**The request:**
Some lines of these records may hold the word "JSON"; state how many, using only the number.

**Records:**
◇ ◇ ◇ ◇ ◇ ◇ ◇

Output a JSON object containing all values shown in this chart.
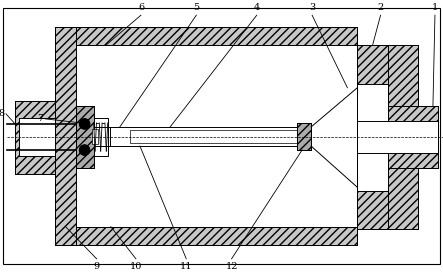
{
  "bg_color": "#ffffff",
  "hatch_density": "////",
  "lw": 0.7,
  "fig_width": 4.43,
  "fig_height": 2.72,
  "dpi": 100
}
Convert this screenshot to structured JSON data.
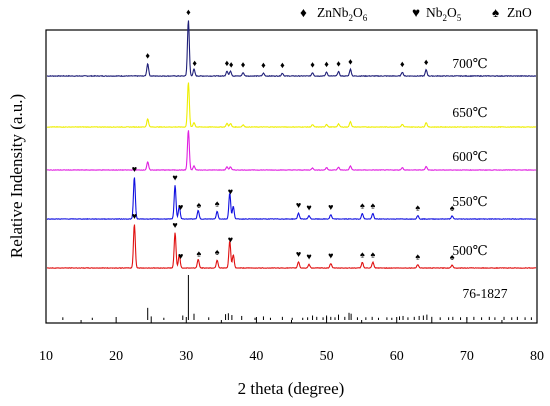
{
  "chart_data": {
    "type": "line",
    "xlabel": "2 theta (degree)",
    "ylabel": "Relative Indensity (a.u.)",
    "xlim": [
      10,
      80
    ],
    "x_ticks": [
      "10",
      "20",
      "30",
      "40",
      "50",
      "60",
      "70",
      "80"
    ],
    "grid": false,
    "legend_position": "top-right",
    "legend": [
      {
        "symbol": "♦",
        "label": "ZnNb2O6",
        "label_main": "ZnNb",
        "sub1": "2",
        "mid": "O",
        "sub2": "6"
      },
      {
        "symbol": "♥",
        "label": "Nb2O5",
        "label_main": "Nb",
        "sub1": "2",
        "mid": "O",
        "sub2": "5"
      },
      {
        "symbol": "♠",
        "label": "ZnO",
        "label_main": "ZnO",
        "sub1": "",
        "mid": "",
        "sub2": ""
      }
    ],
    "series": [
      {
        "name": "700℃",
        "color": "#1f1f78",
        "level": 0.4,
        "peaks": [
          {
            "x": 24.5,
            "h": 0.22
          },
          {
            "x": 30.3,
            "h": 1.0
          },
          {
            "x": 31.1,
            "h": 0.12
          },
          {
            "x": 35.8,
            "h": 0.09
          },
          {
            "x": 36.3,
            "h": 0.09
          },
          {
            "x": 38.1,
            "h": 0.06
          },
          {
            "x": 41.0,
            "h": 0.05
          },
          {
            "x": 43.7,
            "h": 0.05
          },
          {
            "x": 48.0,
            "h": 0.06
          },
          {
            "x": 50.0,
            "h": 0.07
          },
          {
            "x": 51.7,
            "h": 0.08
          },
          {
            "x": 53.4,
            "h": 0.12
          },
          {
            "x": 60.8,
            "h": 0.07
          },
          {
            "x": 64.2,
            "h": 0.11
          }
        ],
        "markers": [
          {
            "x": 24.5,
            "s": "♦"
          },
          {
            "x": 30.3,
            "s": "♦"
          },
          {
            "x": 31.2,
            "s": "♦"
          },
          {
            "x": 35.8,
            "s": "♦"
          },
          {
            "x": 36.4,
            "s": "♦"
          },
          {
            "x": 38.1,
            "s": "♦"
          },
          {
            "x": 41.0,
            "s": "♦"
          },
          {
            "x": 43.7,
            "s": "♦"
          },
          {
            "x": 48.0,
            "s": "♦"
          },
          {
            "x": 50.0,
            "s": "♦"
          },
          {
            "x": 51.7,
            "s": "♦"
          },
          {
            "x": 53.4,
            "s": "♦"
          },
          {
            "x": 60.8,
            "s": "♦"
          },
          {
            "x": 64.2,
            "s": "♦"
          }
        ]
      },
      {
        "name": "650℃",
        "color": "#eeee00",
        "level": 0.35,
        "peaks": [
          {
            "x": 24.5,
            "h": 0.18
          },
          {
            "x": 30.3,
            "h": 1.0
          },
          {
            "x": 31.1,
            "h": 0.1
          },
          {
            "x": 35.8,
            "h": 0.08
          },
          {
            "x": 36.3,
            "h": 0.08
          },
          {
            "x": 38.1,
            "h": 0.05
          },
          {
            "x": 48.0,
            "h": 0.05
          },
          {
            "x": 50.0,
            "h": 0.06
          },
          {
            "x": 51.7,
            "h": 0.07
          },
          {
            "x": 53.4,
            "h": 0.12
          },
          {
            "x": 60.8,
            "h": 0.06
          },
          {
            "x": 64.2,
            "h": 0.1
          }
        ],
        "markers": []
      },
      {
        "name": "600℃",
        "color": "#e020e0",
        "level": 0.35,
        "peaks": [
          {
            "x": 24.5,
            "h": 0.2
          },
          {
            "x": 30.3,
            "h": 1.0
          },
          {
            "x": 31.1,
            "h": 0.1
          },
          {
            "x": 35.8,
            "h": 0.08
          },
          {
            "x": 36.3,
            "h": 0.08
          },
          {
            "x": 48.0,
            "h": 0.05
          },
          {
            "x": 50.0,
            "h": 0.06
          },
          {
            "x": 51.7,
            "h": 0.07
          },
          {
            "x": 53.4,
            "h": 0.1
          },
          {
            "x": 60.8,
            "h": 0.06
          },
          {
            "x": 64.2,
            "h": 0.09
          }
        ],
        "markers": []
      },
      {
        "name": "550℃",
        "color": "#1010e0",
        "level": 0.37,
        "peaks": [
          {
            "x": 22.6,
            "h": 1.0
          },
          {
            "x": 28.4,
            "h": 0.8
          },
          {
            "x": 29.0,
            "h": 0.3
          },
          {
            "x": 31.7,
            "h": 0.2
          },
          {
            "x": 34.4,
            "h": 0.18
          },
          {
            "x": 36.2,
            "h": 0.62
          },
          {
            "x": 36.7,
            "h": 0.3
          },
          {
            "x": 46.0,
            "h": 0.14
          },
          {
            "x": 47.5,
            "h": 0.08
          },
          {
            "x": 50.6,
            "h": 0.1
          },
          {
            "x": 55.1,
            "h": 0.13
          },
          {
            "x": 56.6,
            "h": 0.13
          },
          {
            "x": 63.0,
            "h": 0.08
          },
          {
            "x": 67.9,
            "h": 0.07
          }
        ],
        "markers": [
          {
            "x": 22.6,
            "s": "♥"
          },
          {
            "x": 28.4,
            "s": "♥"
          },
          {
            "x": 29.2,
            "s": "♥"
          },
          {
            "x": 31.8,
            "s": "♠"
          },
          {
            "x": 34.4,
            "s": "♠"
          },
          {
            "x": 36.3,
            "s": "♥"
          },
          {
            "x": 46.0,
            "s": "♥"
          },
          {
            "x": 47.5,
            "s": "♥"
          },
          {
            "x": 50.6,
            "s": "♥"
          },
          {
            "x": 55.1,
            "s": "♠"
          },
          {
            "x": 56.6,
            "s": "♠"
          },
          {
            "x": 63.0,
            "s": "♠"
          },
          {
            "x": 67.9,
            "s": "♠"
          }
        ]
      },
      {
        "name": "500℃",
        "color": "#e01010",
        "level": 0.37,
        "peaks": [
          {
            "x": 22.6,
            "h": 1.0
          },
          {
            "x": 28.4,
            "h": 0.8
          },
          {
            "x": 29.0,
            "h": 0.3
          },
          {
            "x": 31.7,
            "h": 0.2
          },
          {
            "x": 34.4,
            "h": 0.18
          },
          {
            "x": 36.2,
            "h": 0.62
          },
          {
            "x": 36.7,
            "h": 0.3
          },
          {
            "x": 46.0,
            "h": 0.14
          },
          {
            "x": 47.5,
            "h": 0.08
          },
          {
            "x": 50.6,
            "h": 0.1
          },
          {
            "x": 55.1,
            "h": 0.13
          },
          {
            "x": 56.6,
            "h": 0.13
          },
          {
            "x": 63.0,
            "h": 0.08
          },
          {
            "x": 67.9,
            "h": 0.07
          }
        ],
        "markers": [
          {
            "x": 22.6,
            "s": "♥"
          },
          {
            "x": 28.4,
            "s": "♥"
          },
          {
            "x": 29.2,
            "s": "♥"
          },
          {
            "x": 31.8,
            "s": "♠"
          },
          {
            "x": 34.4,
            "s": "♠"
          },
          {
            "x": 36.3,
            "s": "♥"
          },
          {
            "x": 46.0,
            "s": "♥"
          },
          {
            "x": 47.5,
            "s": "♥"
          },
          {
            "x": 50.6,
            "s": "♥"
          },
          {
            "x": 55.1,
            "s": "♠"
          },
          {
            "x": 56.6,
            "s": "♠"
          },
          {
            "x": 63.0,
            "s": "♠"
          },
          {
            "x": 67.9,
            "s": "♠"
          }
        ]
      }
    ],
    "reference": {
      "name": "76-1827",
      "color": "#000000",
      "lines": [
        {
          "x": 12.4,
          "h": 0.06
        },
        {
          "x": 16.6,
          "h": 0.05
        },
        {
          "x": 24.5,
          "h": 0.27
        },
        {
          "x": 25.0,
          "h": 0.08
        },
        {
          "x": 26.8,
          "h": 0.05
        },
        {
          "x": 29.5,
          "h": 0.1
        },
        {
          "x": 30.3,
          "h": 1.0
        },
        {
          "x": 31.1,
          "h": 0.14
        },
        {
          "x": 33.2,
          "h": 0.06
        },
        {
          "x": 35.6,
          "h": 0.13
        },
        {
          "x": 36.0,
          "h": 0.15
        },
        {
          "x": 36.5,
          "h": 0.11
        },
        {
          "x": 37.9,
          "h": 0.09
        },
        {
          "x": 39.8,
          "h": 0.05
        },
        {
          "x": 41.0,
          "h": 0.08
        },
        {
          "x": 42.0,
          "h": 0.05
        },
        {
          "x": 43.7,
          "h": 0.07
        },
        {
          "x": 45.1,
          "h": 0.05
        },
        {
          "x": 46.6,
          "h": 0.05
        },
        {
          "x": 47.3,
          "h": 0.06
        },
        {
          "x": 48.0,
          "h": 0.1
        },
        {
          "x": 48.6,
          "h": 0.07
        },
        {
          "x": 49.5,
          "h": 0.06
        },
        {
          "x": 50.0,
          "h": 0.1
        },
        {
          "x": 50.6,
          "h": 0.07
        },
        {
          "x": 51.2,
          "h": 0.06
        },
        {
          "x": 51.7,
          "h": 0.12
        },
        {
          "x": 52.6,
          "h": 0.07
        },
        {
          "x": 53.2,
          "h": 0.16
        },
        {
          "x": 53.5,
          "h": 0.14
        },
        {
          "x": 54.4,
          "h": 0.06
        },
        {
          "x": 55.6,
          "h": 0.06
        },
        {
          "x": 56.5,
          "h": 0.07
        },
        {
          "x": 57.4,
          "h": 0.05
        },
        {
          "x": 58.6,
          "h": 0.06
        },
        {
          "x": 59.3,
          "h": 0.05
        },
        {
          "x": 60.4,
          "h": 0.08
        },
        {
          "x": 60.9,
          "h": 0.09
        },
        {
          "x": 61.6,
          "h": 0.06
        },
        {
          "x": 62.5,
          "h": 0.07
        },
        {
          "x": 63.2,
          "h": 0.09
        },
        {
          "x": 63.8,
          "h": 0.1
        },
        {
          "x": 64.3,
          "h": 0.12
        },
        {
          "x": 65.0,
          "h": 0.07
        },
        {
          "x": 66.2,
          "h": 0.06
        },
        {
          "x": 67.4,
          "h": 0.06
        },
        {
          "x": 68.0,
          "h": 0.07
        },
        {
          "x": 69.1,
          "h": 0.06
        },
        {
          "x": 70.0,
          "h": 0.06
        },
        {
          "x": 71.0,
          "h": 0.07
        },
        {
          "x": 72.1,
          "h": 0.06
        },
        {
          "x": 73.2,
          "h": 0.07
        },
        {
          "x": 74.0,
          "h": 0.06
        },
        {
          "x": 75.3,
          "h": 0.07
        },
        {
          "x": 76.4,
          "h": 0.06
        },
        {
          "x": 77.2,
          "h": 0.07
        },
        {
          "x": 78.3,
          "h": 0.06
        },
        {
          "x": 79.2,
          "h": 0.06
        }
      ]
    }
  }
}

◇ ◇ ◇ ◇ ◇ ◇ ◇

**Task answer:**
2